(Dataset rows about figures)
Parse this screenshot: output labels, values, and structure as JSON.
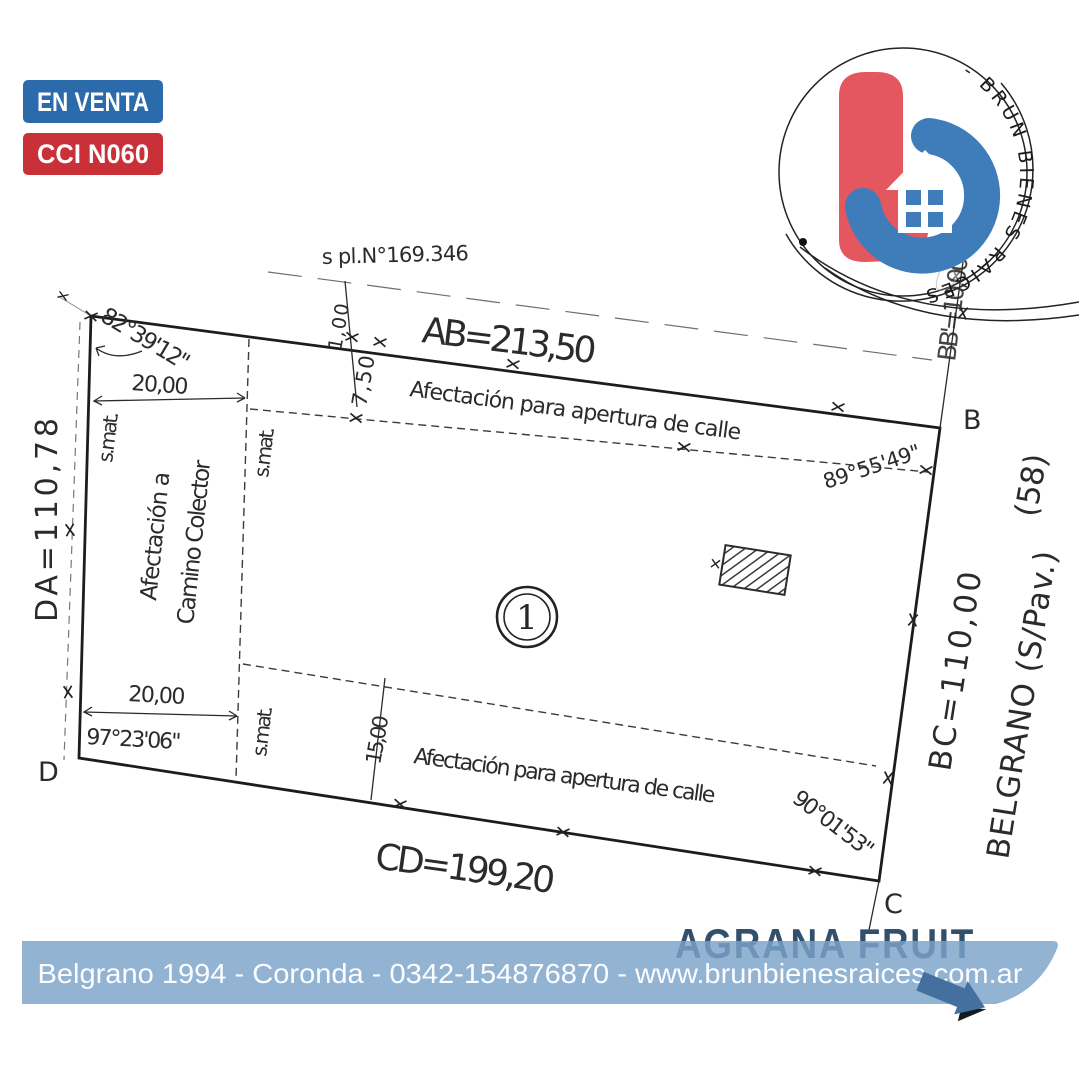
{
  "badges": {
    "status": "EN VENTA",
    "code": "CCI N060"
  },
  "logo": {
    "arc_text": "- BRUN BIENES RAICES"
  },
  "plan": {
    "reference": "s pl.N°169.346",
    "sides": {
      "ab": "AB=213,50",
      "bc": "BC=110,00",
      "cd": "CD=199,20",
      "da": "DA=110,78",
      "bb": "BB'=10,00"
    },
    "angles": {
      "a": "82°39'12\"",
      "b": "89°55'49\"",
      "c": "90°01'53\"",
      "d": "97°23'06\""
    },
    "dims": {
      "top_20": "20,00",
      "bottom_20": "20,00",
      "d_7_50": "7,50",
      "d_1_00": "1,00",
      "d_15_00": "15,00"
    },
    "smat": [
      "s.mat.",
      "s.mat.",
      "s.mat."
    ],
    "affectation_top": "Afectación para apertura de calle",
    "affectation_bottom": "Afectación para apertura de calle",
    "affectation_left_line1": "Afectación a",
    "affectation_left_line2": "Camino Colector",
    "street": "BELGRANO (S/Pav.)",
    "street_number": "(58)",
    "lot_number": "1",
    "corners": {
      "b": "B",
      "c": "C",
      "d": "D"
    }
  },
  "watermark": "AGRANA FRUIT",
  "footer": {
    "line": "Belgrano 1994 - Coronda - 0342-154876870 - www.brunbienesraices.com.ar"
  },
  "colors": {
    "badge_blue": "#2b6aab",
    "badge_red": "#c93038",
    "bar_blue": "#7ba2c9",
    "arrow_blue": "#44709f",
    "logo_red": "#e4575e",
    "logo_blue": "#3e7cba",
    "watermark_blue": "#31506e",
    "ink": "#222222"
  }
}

* [Your instructions]
Output the full set of records above without changing a word, and drop the images.

* [Task output]
Parse this screenshot: output labels, values, and structure as JSON.
{
  "badges": {
    "status": "EN VENTA",
    "code": "CCI N060"
  },
  "logo": {
    "arc_text": "- BRUN BIENES RAICES"
  },
  "plan": {
    "reference": "s pl.N°169.346",
    "sides": {
      "ab": "AB=213,50",
      "bc": "BC=110,00",
      "cd": "CD=199,20",
      "da": "DA=110,78",
      "bb": "BB'=10,00"
    },
    "angles": {
      "a": "82°39'12\"",
      "b": "89°55'49\"",
      "c": "90°01'53\"",
      "d": "97°23'06\""
    },
    "dims": {
      "top_20": "20,00",
      "bottom_20": "20,00",
      "d_7_50": "7,50",
      "d_1_00": "1,00",
      "d_15_00": "15,00"
    },
    "smat": [
      "s.mat.",
      "s.mat.",
      "s.mat."
    ],
    "affectation_top": "Afectación para apertura de calle",
    "affectation_bottom": "Afectación para apertura de calle",
    "affectation_left_line1": "Afectación a",
    "affectation_left_line2": "Camino Colector",
    "street": "BELGRANO (S/Pav.)",
    "street_number": "(58)",
    "lot_number": "1",
    "corners": {
      "b": "B",
      "c": "C",
      "d": "D"
    }
  },
  "watermark": "AGRANA FRUIT",
  "footer": {
    "line": "Belgrano 1994 - Coronda - 0342-154876870 - www.brunbienesraices.com.ar"
  },
  "colors": {
    "badge_blue": "#2b6aab",
    "badge_red": "#c93038",
    "bar_blue": "#7ba2c9",
    "arrow_blue": "#44709f",
    "logo_red": "#e4575e",
    "logo_blue": "#3e7cba",
    "watermark_blue": "#31506e",
    "ink": "#222222"
  }
}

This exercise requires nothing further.